The next decade will likely show an ever growing gap between the two companies fortunes.

This article was originally published on the Motley Fool Blog Network. Be sure to read all of my articles for the Motley Foll at http://beta.fool.com/tdalmoe/.

Thursday, November 8, 2012

Nokia May Be at the 'Last Chance Saloon'

The ills of the once dominant Finnish mobile phone maker Nokia ADR (NYSE: NOK) are many and, to some extent, getting worse. The company may be at 'The Last Chance Saloon.' The bartender is Steve Ballmer of Microsoft (Nasdaq: MSFT). He is pouring Nokia not the Finnish traditional 'long drink', but what he hopes is a nice, smooth and profitable drink of Windows 8 for smartphones.

Windows 8 had better be all that Microsoft has promised for Nokia's sake. It sold fewer of its flagship Lumia smartphones in the third quarter than Apple (Nasdaq: AAPL) did of its new iPhone 5 in its opening weekend!

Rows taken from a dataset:

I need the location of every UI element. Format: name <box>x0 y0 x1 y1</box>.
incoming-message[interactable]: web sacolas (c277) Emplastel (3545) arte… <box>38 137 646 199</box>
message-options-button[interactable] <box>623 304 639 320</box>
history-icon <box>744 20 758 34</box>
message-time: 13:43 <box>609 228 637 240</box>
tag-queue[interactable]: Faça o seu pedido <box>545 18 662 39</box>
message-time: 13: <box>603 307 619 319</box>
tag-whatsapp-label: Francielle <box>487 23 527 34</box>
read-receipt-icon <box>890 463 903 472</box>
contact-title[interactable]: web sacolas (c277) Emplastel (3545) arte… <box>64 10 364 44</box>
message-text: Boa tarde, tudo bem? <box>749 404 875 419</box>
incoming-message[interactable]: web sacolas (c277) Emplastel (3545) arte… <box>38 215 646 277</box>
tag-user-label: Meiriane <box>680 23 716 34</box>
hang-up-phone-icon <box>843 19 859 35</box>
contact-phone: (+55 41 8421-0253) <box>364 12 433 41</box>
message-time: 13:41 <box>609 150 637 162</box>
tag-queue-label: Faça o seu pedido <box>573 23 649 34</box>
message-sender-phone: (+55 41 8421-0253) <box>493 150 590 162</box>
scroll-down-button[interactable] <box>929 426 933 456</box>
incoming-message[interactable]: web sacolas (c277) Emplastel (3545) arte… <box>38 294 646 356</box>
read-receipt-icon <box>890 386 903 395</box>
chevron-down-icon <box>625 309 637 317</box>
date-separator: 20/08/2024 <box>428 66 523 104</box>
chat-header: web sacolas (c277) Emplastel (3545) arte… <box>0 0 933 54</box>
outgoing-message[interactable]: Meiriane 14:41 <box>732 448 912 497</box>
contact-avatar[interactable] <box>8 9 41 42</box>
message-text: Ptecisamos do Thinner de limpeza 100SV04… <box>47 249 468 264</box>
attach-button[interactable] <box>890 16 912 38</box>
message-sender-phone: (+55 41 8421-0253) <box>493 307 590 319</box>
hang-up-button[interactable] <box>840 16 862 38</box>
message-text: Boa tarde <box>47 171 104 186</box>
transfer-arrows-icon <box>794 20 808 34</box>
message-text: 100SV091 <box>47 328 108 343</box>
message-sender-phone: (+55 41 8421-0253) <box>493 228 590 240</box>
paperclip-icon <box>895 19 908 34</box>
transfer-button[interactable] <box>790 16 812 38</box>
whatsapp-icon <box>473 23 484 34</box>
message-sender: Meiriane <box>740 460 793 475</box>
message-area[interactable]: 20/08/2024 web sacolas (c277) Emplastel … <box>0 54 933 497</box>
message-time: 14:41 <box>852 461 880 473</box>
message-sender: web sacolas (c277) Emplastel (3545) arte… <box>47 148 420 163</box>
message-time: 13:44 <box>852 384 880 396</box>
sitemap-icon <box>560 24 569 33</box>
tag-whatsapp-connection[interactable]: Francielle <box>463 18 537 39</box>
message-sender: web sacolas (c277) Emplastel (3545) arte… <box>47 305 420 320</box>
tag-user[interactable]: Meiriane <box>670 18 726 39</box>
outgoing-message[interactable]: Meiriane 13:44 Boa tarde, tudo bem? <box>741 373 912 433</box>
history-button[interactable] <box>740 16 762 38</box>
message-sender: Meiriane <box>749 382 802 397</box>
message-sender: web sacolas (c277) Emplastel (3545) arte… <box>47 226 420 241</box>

Action item:
Answer these questions from the page excerpt on Nokia:
1. On what network was the article first published?
2. Who is named as the bartender at 'The Last Chance Saloon'?
3. Which Nokia smartphones sold fewer units in the third quarter than Apple's iPhone 5 sold in its opening weekend?
These rows have no connection to the page excerpt on Nokia.

Answer:
1. The Motley Fool Blog Network.
2. Steve Ballmer of Microsoft.
3. Its flagship Lumia smartphones.